**The request**
Show all lines that include the string "결식우려"; copy each one.

**Records supplied**

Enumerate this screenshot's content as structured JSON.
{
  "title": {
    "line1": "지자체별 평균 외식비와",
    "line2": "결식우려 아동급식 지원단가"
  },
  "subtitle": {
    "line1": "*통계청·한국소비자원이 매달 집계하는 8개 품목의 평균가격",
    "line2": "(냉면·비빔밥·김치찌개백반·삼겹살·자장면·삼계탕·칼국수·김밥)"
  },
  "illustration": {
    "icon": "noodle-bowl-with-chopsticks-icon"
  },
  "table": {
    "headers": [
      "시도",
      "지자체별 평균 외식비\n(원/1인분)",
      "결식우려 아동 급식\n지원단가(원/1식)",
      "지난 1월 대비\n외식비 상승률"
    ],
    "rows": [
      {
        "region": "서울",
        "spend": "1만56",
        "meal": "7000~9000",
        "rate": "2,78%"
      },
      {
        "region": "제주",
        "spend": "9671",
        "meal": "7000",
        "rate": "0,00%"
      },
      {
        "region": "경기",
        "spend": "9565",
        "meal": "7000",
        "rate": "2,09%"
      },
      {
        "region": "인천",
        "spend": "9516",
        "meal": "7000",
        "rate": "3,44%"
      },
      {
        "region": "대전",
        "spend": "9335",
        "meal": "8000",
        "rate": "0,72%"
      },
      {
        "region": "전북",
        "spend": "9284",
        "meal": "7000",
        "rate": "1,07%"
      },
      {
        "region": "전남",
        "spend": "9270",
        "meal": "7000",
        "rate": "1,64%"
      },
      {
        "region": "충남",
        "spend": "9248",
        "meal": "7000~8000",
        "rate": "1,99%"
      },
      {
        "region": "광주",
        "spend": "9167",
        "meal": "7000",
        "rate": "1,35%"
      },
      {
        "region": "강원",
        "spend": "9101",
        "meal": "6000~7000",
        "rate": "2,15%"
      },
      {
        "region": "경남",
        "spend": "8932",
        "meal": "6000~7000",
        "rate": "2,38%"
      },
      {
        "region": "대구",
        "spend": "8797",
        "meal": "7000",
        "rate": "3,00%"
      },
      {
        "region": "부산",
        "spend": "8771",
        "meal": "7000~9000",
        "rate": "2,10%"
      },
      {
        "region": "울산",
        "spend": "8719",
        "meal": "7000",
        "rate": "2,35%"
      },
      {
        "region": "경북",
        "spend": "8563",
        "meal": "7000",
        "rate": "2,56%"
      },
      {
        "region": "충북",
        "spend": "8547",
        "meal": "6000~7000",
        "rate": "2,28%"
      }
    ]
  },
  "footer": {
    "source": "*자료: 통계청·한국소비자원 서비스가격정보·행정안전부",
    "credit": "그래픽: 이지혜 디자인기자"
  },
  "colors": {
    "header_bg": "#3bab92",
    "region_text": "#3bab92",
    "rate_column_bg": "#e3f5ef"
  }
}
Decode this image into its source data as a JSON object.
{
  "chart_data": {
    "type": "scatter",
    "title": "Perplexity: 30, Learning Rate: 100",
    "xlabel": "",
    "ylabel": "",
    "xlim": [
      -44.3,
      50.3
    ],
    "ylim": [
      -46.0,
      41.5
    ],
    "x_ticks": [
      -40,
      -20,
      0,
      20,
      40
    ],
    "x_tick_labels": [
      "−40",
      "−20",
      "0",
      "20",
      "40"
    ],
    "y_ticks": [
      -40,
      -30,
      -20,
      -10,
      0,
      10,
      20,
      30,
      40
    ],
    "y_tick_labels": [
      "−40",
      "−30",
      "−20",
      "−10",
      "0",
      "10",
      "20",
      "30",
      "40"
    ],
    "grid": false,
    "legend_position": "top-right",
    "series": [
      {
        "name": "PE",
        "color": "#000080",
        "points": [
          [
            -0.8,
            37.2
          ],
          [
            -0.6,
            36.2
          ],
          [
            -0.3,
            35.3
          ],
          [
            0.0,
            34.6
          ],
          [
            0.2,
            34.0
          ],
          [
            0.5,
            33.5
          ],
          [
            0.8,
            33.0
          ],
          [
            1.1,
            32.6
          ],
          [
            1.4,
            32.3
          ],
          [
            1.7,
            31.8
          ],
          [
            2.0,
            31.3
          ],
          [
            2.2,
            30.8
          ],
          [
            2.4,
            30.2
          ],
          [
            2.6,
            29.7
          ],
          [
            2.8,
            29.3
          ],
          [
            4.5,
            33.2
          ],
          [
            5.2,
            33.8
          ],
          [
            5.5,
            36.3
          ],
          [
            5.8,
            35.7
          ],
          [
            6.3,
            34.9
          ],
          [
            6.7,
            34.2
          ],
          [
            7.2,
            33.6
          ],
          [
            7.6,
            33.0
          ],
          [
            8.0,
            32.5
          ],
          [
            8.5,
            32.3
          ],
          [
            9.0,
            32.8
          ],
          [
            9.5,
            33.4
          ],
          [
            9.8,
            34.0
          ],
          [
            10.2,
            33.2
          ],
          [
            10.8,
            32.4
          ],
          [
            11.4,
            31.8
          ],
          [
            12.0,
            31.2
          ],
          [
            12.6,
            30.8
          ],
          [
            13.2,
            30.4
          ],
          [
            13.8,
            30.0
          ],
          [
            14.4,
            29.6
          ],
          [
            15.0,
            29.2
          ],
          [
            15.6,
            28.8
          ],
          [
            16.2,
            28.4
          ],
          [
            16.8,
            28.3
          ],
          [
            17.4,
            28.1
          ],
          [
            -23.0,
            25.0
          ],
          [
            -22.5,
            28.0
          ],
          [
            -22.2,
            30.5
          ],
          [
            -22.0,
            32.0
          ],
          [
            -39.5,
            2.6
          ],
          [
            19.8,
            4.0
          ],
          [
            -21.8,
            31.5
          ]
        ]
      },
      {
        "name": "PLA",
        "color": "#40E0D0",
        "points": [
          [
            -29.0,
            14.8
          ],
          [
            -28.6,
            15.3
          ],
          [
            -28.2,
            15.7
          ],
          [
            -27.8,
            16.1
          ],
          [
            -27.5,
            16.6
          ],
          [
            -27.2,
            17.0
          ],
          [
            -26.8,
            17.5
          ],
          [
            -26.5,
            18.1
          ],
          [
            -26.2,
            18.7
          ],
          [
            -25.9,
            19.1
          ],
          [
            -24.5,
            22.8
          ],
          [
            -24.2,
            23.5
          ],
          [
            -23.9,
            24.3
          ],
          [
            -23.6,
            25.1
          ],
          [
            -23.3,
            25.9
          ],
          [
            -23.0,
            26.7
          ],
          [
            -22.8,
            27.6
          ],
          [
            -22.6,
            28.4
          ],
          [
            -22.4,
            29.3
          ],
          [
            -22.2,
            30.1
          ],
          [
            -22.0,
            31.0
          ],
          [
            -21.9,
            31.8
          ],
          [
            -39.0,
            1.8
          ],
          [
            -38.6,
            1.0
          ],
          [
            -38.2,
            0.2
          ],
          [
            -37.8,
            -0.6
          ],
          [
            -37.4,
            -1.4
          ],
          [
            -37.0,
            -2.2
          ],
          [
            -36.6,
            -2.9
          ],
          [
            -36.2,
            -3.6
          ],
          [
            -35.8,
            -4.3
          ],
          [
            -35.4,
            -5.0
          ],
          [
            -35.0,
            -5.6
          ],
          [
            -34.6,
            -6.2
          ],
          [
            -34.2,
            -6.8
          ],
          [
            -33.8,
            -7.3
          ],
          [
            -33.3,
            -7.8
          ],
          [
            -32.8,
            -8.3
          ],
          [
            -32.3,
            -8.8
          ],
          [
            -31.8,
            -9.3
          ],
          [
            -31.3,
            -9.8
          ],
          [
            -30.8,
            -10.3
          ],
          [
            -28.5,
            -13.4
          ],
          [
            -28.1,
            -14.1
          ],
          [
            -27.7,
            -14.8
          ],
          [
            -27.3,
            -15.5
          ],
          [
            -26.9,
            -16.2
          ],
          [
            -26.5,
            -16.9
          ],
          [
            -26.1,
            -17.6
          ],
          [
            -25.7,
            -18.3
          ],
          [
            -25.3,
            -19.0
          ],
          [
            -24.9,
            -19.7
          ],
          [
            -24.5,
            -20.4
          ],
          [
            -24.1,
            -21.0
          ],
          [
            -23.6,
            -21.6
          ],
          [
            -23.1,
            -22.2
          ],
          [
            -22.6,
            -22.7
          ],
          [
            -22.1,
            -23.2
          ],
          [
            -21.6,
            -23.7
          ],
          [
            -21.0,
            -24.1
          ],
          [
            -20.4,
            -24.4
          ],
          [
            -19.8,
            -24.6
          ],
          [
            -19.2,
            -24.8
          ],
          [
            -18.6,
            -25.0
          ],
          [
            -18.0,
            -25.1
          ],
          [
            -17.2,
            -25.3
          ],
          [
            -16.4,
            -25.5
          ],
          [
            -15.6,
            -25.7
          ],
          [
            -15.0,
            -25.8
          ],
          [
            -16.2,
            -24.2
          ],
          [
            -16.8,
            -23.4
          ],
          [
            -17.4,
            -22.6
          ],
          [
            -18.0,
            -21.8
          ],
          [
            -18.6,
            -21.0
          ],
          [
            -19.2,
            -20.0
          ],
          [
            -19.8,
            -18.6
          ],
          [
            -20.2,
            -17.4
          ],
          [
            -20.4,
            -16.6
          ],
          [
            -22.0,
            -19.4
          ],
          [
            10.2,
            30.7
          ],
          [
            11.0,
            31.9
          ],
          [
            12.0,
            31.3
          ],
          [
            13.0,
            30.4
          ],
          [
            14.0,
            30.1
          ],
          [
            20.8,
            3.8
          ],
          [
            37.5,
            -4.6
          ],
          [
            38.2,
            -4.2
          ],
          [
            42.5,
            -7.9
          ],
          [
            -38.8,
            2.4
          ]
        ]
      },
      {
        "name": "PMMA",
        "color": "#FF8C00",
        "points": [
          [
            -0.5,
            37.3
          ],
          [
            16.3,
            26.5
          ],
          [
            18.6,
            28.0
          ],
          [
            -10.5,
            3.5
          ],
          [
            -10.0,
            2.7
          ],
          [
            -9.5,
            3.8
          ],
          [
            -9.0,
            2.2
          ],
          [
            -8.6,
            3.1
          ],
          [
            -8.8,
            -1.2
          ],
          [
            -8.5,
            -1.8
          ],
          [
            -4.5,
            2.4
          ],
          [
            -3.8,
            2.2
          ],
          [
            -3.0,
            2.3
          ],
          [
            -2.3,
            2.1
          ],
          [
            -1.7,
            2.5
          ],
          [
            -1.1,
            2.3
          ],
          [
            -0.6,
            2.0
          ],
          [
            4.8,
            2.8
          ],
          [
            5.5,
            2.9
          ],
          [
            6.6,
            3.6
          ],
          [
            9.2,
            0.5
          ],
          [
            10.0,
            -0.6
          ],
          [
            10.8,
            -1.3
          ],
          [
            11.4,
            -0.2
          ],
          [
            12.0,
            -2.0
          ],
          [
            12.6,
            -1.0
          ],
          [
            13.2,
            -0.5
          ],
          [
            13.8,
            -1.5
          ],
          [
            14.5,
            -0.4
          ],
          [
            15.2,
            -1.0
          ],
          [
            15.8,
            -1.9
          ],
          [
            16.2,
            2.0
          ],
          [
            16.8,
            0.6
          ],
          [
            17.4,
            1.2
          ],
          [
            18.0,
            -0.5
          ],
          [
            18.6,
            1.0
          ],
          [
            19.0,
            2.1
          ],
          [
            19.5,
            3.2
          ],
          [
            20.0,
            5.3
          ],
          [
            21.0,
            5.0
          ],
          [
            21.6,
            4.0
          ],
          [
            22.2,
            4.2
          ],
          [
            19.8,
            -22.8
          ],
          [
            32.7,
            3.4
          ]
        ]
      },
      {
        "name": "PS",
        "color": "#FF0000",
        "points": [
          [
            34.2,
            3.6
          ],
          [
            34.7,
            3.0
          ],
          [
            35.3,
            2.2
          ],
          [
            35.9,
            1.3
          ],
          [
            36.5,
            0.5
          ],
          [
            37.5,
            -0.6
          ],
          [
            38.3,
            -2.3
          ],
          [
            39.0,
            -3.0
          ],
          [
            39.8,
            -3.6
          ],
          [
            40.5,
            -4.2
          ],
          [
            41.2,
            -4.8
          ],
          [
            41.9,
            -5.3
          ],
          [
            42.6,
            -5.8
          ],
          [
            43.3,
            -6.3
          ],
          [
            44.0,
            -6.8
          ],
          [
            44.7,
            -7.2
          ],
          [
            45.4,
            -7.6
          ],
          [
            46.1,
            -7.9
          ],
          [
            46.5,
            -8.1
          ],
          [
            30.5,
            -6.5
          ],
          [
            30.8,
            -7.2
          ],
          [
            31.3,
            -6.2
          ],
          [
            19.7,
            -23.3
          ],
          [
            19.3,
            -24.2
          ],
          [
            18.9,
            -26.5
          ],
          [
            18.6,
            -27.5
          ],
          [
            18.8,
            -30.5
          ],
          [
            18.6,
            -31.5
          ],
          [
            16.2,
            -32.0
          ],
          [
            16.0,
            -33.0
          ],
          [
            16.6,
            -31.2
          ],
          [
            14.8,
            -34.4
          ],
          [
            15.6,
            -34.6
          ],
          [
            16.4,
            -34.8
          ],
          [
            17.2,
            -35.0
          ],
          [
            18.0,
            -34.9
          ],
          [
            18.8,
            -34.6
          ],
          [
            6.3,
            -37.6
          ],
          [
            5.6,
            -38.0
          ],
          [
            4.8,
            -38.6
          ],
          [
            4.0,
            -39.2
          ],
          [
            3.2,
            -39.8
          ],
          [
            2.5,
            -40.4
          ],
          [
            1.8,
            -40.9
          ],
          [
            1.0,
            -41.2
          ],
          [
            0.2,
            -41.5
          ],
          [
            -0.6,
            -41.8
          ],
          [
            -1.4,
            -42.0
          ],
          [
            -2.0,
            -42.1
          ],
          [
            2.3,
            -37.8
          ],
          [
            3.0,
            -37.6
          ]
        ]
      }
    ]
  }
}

**Task answer**
    "line2": "결식우려 아동급식 지원단가"
      "결식우려 아동 급식\n지원단가(원/1식)",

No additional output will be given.